EJERCICIOS -
[a] Según la reseña, ¿cuántos años pasa Mario encerrado en la cárcel?
[b] Copia de nuevo el fragmento de la reseña que va desde "Resulta admirable la" hasta "deseos más intensos.", ambos incluidos, y sustituye "pasillos" por "corredores".

TEXTO DE LA PÁGINA -

★ ★ ★ ★

El canto del pájaro ciego

En El canto del pájaro ciego (2021), la segunda novela de Bibiana Rivera Mansi, nos topamos de frente con la vida de Mario, un joven que, aunque condenado a muerte, pasa solamente —digamos solamente para emular una especie de gracia ante una desgracia que pudo ser peor— veinte años encerrado en una prisión de Illinois. De refugiarse en la enseñanza fragmentada del Corán, a aprendiz del juego del ajedrez para, con ello, poder lidiar con los amenazantes compañeros de celda. Y, luego de ello, hallar una suerte de refugio en la lectura de la Biblia

Resulta admirable la manera en que nuestro personaje —porque claro, a éstas alturas el personaje ya no es de la autora, sino nuestro—  rehuye (¿o se hace parte?) a la violencia y todos los espacios asfixiantes en que tiene que vivir sus días. Desde los pasillos que conectan las celdas con los patios hasta los inexistentes espacios de luz es que vemos los recorridos insospechados, sus presiones, sus pensamientos más profundos, sus deseos más intensos.

★ ★ ★ ★

DATOS PROPORCIONADOS -
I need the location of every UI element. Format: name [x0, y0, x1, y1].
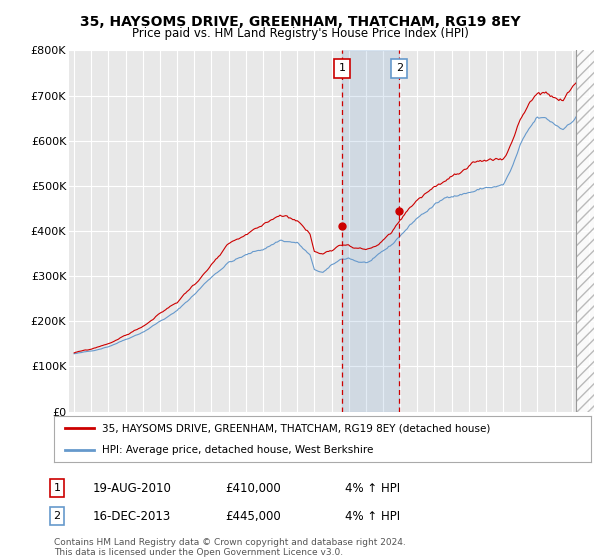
- Text: 35, HAYSOMS DRIVE, GREENHAM, THATCHAM, RG19 8EY (detached house): 35, HAYSOMS DRIVE, GREENHAM, THATCHAM, R…: [103, 423, 491, 433]
- Bar: [343, 50, 400, 412]
- Text: 4% ↑ HPI: 4% ↑ HPI: [345, 510, 400, 523]
- Text: HPI: Average price, detached house, West Berkshire: HPI: Average price, detached house, West…: [103, 445, 374, 455]
- Text: 2: 2: [53, 511, 61, 521]
- Bar: [576, 50, 594, 412]
- Text: 4% ↑ HPI: 4% ↑ HPI: [345, 482, 400, 495]
- Text: 19-AUG-2010: 19-AUG-2010: [93, 482, 172, 495]
- Text: Price paid vs. HM Land Registry's House Price Index (HPI): Price paid vs. HM Land Registry's House …: [131, 27, 469, 40]
- Text: 2: 2: [396, 63, 403, 73]
- Text: £445,000: £445,000: [225, 510, 281, 523]
- Text: £410,000: £410,000: [225, 482, 281, 495]
- Text: 1: 1: [339, 63, 346, 73]
- Text: 35, HAYSOMS DRIVE, GREENHAM, THATCHAM, RG19 8EY: 35, HAYSOMS DRIVE, GREENHAM, THATCHAM, R…: [80, 15, 520, 29]
- Text: 16-DEC-2013: 16-DEC-2013: [93, 510, 171, 523]
- Text: 1: 1: [53, 483, 61, 493]
- Text: Contains HM Land Registry data © Crown copyright and database right 2024.
This d: Contains HM Land Registry data © Crown c…: [54, 538, 406, 557]
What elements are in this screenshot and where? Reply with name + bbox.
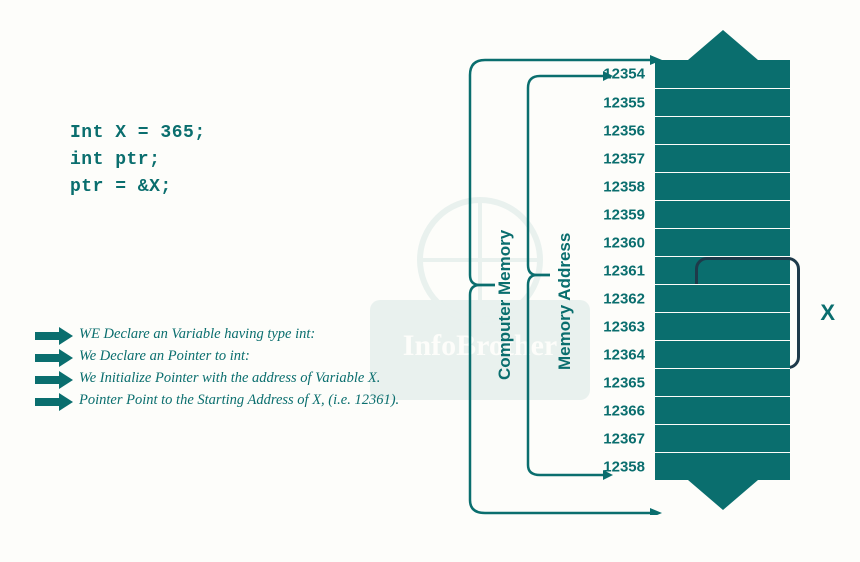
note-row: Pointer Point to the Starting Address of… (35, 391, 435, 411)
memory-cells: 1235412355123561235712358123591236012361… (655, 60, 790, 480)
stack-arrow-down-icon (688, 480, 758, 510)
memory-cell: 12362 (655, 284, 790, 312)
code-line-2: int ptr; (70, 147, 206, 174)
memory-cell: 12356 (655, 116, 790, 144)
address-label: 12361 (603, 262, 645, 279)
address-label: 12359 (603, 206, 645, 223)
address-label: 12364 (603, 346, 645, 363)
note-row: We Initialize Pointer with the address o… (35, 369, 435, 389)
label-memory-address: Memory Address (555, 233, 575, 370)
memory-cell: 12361365 (655, 256, 790, 284)
address-label: 12362 (603, 290, 645, 307)
code-block: Int X = 365; int ptr; ptr = &X; (70, 120, 206, 201)
address-label: 12357 (603, 150, 645, 167)
address-label: 12367 (603, 430, 645, 447)
note-text: We Initialize Pointer with the address o… (79, 369, 380, 389)
address-label: 12355 (603, 94, 645, 111)
memory-cell: 12365 (655, 368, 790, 396)
arrow-icon (35, 393, 73, 411)
note-text: We Declare an Pointer to int: (79, 347, 250, 367)
memory-cell: 12355 (655, 88, 790, 116)
memory-stack: 1235412355123561235712358123591236012361… (655, 30, 790, 510)
notes-list: WE Declare an Variable having type int: … (35, 325, 435, 413)
address-label: 12358 (603, 458, 645, 475)
address-label: 12354 (603, 66, 645, 83)
memory-cell: 12358 (655, 172, 790, 200)
memory-cell: 12363 (655, 312, 790, 340)
note-text: WE Declare an Variable having type int: (79, 325, 315, 345)
address-label: 12360 (603, 234, 645, 251)
memory-cell: 12354 (655, 60, 790, 88)
memory-cell: 12357 (655, 144, 790, 172)
arrow-icon (35, 371, 73, 389)
code-line-3: ptr = &X; (70, 174, 206, 201)
address-label: 12365 (603, 374, 645, 391)
note-row: WE Declare an Variable having type int: (35, 325, 435, 345)
address-label: 12356 (603, 122, 645, 139)
note-row: We Declare an Pointer to int: (35, 347, 435, 367)
memory-cell: 12366 (655, 396, 790, 424)
code-line-1: Int X = 365; (70, 120, 206, 147)
stack-arrow-up-icon (688, 30, 758, 60)
memory-cell: 12364 (655, 340, 790, 368)
address-label: 12363 (603, 318, 645, 335)
arrow-icon (35, 349, 73, 367)
address-label: 12366 (603, 402, 645, 419)
variable-name-label: X (820, 300, 835, 326)
memory-cell: 12367 (655, 424, 790, 452)
memory-cell: 12360 (655, 228, 790, 256)
memory-cell: 12359 (655, 200, 790, 228)
memory-cell: 12358 (655, 452, 790, 480)
label-computer-memory: Computer Memory (495, 230, 515, 380)
address-label: 12358 (603, 178, 645, 195)
arrow-icon (35, 327, 73, 345)
note-text: Pointer Point to the Starting Address of… (79, 391, 399, 411)
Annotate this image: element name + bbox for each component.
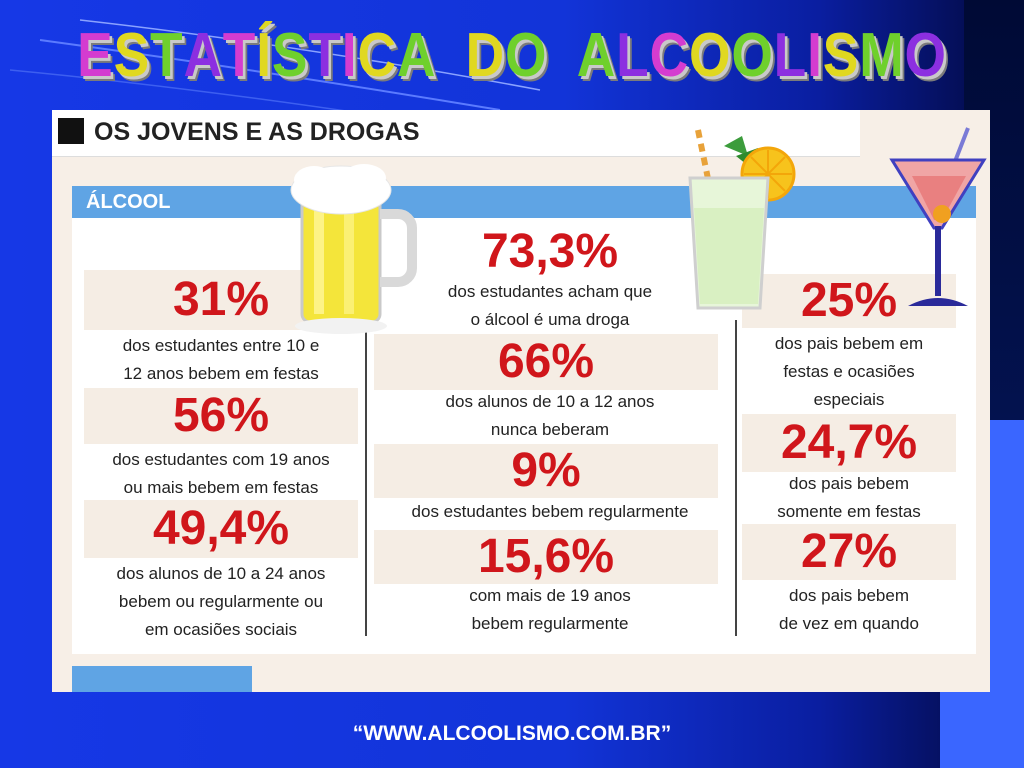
stat-value: 25% bbox=[800, 274, 898, 327]
stat-description: com mais de 19 anos bebem regularmente bbox=[469, 586, 631, 633]
stat-description: dos estudantes bebem regularmente bbox=[411, 502, 689, 521]
title-letter: O bbox=[904, 21, 947, 90]
stat-box: 15,6% bbox=[374, 530, 718, 584]
header-square-icon bbox=[58, 118, 84, 144]
title-letter: C bbox=[357, 21, 397, 90]
title-letter: Í bbox=[256, 21, 272, 90]
stat-box: 24,7% bbox=[742, 414, 956, 472]
stat-value: 24,7% bbox=[780, 416, 918, 469]
title-letter: A bbox=[183, 21, 223, 90]
stat-value: 9% bbox=[511, 444, 581, 497]
stat-box: 73,3% bbox=[382, 224, 718, 280]
lemonade-glass-icon bbox=[688, 129, 796, 310]
title-letter: T bbox=[308, 21, 342, 90]
title-letter: L bbox=[773, 21, 808, 90]
title-letter: L bbox=[616, 21, 650, 90]
title-word-1: ESTATÍSTICA bbox=[77, 24, 436, 88]
stat-description: dos estudantes acham que o álcool é uma … bbox=[447, 282, 653, 329]
stat-value: 15,6% bbox=[477, 530, 615, 583]
stat-value: 66% bbox=[497, 335, 595, 388]
title-letter: I bbox=[807, 21, 823, 90]
title-letter: S bbox=[113, 21, 151, 90]
title-word-2: DO bbox=[466, 24, 548, 88]
title-letter: A bbox=[576, 21, 617, 90]
stat-description: dos pais bebem em festas e ocasiões espe… bbox=[774, 334, 924, 409]
stat-value: 49,4% bbox=[152, 502, 290, 555]
stat-description: dos estudantes com 19 anos ou mais bebem… bbox=[112, 450, 330, 497]
beer-mug-icon bbox=[290, 164, 417, 334]
infographic-title: OS JOVENS E AS DROGAS bbox=[94, 118, 420, 146]
title-letter: I bbox=[341, 21, 358, 90]
next-section-tab bbox=[72, 666, 252, 692]
section-label: ÁLCOOL bbox=[72, 186, 976, 218]
title-letter: T bbox=[222, 21, 257, 90]
stat-box: 27% bbox=[742, 524, 956, 580]
column-divider-right bbox=[735, 320, 737, 636]
title-letter: E bbox=[77, 21, 114, 90]
stat-box: 49,4% bbox=[84, 500, 358, 558]
cocktail-glass-icon bbox=[889, 127, 987, 306]
slide-title: ESTATÍSTICA DO ALCOOLISMO bbox=[72, 24, 953, 88]
infographic-header: OS JOVENS E AS DROGAS bbox=[52, 110, 860, 157]
title-letter: O bbox=[688, 21, 732, 90]
footer-url: “WWW.ALCOOLISMO.COM.BR” bbox=[352, 722, 672, 745]
title-letter: C bbox=[649, 21, 689, 90]
stat-description: dos alunos de 10 a 24 anos bebem ou regu… bbox=[116, 564, 326, 639]
stat-box: 9% bbox=[374, 444, 718, 498]
stat-value: 31% bbox=[172, 273, 270, 326]
stat-description: dos pais bebem de vez em quando bbox=[779, 586, 919, 633]
title-letter: O bbox=[731, 21, 774, 90]
title-letter: S bbox=[271, 21, 309, 90]
stat-description: dos estudantes entre 10 e 12 anos bebem … bbox=[122, 336, 320, 383]
title-letter: O bbox=[505, 21, 548, 90]
stat-description: dos pais bebem somente em festas bbox=[777, 474, 921, 521]
title-letter: S bbox=[822, 21, 860, 90]
title-letter: T bbox=[150, 21, 184, 90]
stat-value: 27% bbox=[800, 525, 898, 578]
column-divider-left bbox=[365, 260, 367, 636]
title-letter: M bbox=[859, 21, 905, 90]
title-letter: D bbox=[465, 21, 506, 90]
stat-value: 56% bbox=[172, 389, 270, 442]
stat-value: 73,3% bbox=[481, 225, 619, 278]
infographic-image: OS JOVENS E AS DROGAS ÁLCOOL 31% dos est… bbox=[52, 110, 990, 692]
title-word-3: ALCOOLISMO bbox=[577, 24, 947, 88]
title-letter: A bbox=[396, 21, 437, 90]
stat-box: 66% bbox=[374, 334, 718, 390]
stat-box: 56% bbox=[84, 388, 358, 444]
stat-description: dos alunos de 10 a 12 anos nunca beberam bbox=[445, 392, 655, 439]
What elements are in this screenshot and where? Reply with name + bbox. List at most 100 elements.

★ ★ ★ ★

RESPUESTAS -
[a] Veinte años, en una prisión de Illinois.

[b]
Resulta admirable la manera en que nuestro personaje —porque claro, a éstas alturas el personaje ya no es de la autora, sino nuestro—  rehuye (¿o se hace parte?) a la violencia y todos los espacios asfixiantes en que tiene que vivir sus días. Desde los corredores que conectan las celdas con los patios hasta los inexistentes espacios de luz es que vemos los recorridos insospechados, sus presiones, sus pensamientos más profundos, sus deseos más intensos.